**Set exercise:** In the entries that follow, how many lines contain the word "type"? Answer with the number only.

**Given data:**
------------------------------------------------------------

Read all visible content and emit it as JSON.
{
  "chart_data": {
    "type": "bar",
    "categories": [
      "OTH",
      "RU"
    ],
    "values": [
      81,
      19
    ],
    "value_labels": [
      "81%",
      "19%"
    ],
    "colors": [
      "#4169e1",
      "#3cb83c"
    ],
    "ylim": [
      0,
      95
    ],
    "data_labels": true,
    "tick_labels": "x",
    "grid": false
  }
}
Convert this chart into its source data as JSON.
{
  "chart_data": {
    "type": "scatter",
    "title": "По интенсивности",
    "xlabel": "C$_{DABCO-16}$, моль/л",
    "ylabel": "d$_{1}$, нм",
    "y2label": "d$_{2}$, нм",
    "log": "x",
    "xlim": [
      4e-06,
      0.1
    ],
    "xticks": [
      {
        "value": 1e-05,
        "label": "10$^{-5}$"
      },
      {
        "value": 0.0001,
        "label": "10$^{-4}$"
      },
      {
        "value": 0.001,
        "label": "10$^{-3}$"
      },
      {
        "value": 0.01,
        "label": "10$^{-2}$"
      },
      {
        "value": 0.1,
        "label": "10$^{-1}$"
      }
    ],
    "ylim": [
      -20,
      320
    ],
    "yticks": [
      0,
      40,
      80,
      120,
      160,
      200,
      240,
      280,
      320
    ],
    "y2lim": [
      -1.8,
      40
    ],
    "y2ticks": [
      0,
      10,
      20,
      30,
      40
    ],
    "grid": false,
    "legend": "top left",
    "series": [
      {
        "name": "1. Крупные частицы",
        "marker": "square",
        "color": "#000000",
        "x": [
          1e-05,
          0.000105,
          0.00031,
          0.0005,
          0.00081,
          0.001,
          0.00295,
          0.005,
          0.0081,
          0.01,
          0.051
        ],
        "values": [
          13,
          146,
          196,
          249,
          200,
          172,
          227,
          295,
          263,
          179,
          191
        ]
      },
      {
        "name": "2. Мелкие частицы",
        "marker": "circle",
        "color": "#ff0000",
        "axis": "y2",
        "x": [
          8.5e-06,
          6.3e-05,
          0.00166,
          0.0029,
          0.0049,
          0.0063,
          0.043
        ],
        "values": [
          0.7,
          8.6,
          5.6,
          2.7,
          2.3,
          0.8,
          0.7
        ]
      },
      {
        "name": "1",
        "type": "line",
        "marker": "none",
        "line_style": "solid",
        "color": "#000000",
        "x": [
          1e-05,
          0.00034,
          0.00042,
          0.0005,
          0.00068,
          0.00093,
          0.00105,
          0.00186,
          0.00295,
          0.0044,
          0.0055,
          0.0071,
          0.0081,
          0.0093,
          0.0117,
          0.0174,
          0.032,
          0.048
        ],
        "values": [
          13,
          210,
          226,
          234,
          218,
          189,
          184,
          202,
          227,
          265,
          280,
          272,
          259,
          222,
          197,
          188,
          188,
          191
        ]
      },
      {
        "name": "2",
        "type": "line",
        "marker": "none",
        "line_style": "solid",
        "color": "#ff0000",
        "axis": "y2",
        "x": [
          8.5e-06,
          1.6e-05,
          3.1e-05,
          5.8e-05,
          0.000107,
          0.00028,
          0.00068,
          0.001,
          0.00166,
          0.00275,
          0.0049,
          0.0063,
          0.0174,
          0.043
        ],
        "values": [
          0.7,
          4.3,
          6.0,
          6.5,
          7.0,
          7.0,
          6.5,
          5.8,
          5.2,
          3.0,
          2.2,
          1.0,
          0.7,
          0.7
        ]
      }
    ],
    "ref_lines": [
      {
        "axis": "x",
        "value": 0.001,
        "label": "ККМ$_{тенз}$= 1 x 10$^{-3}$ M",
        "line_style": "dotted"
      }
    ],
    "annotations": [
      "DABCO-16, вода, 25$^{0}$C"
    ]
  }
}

------------------------------------------------------------

**In response:** 4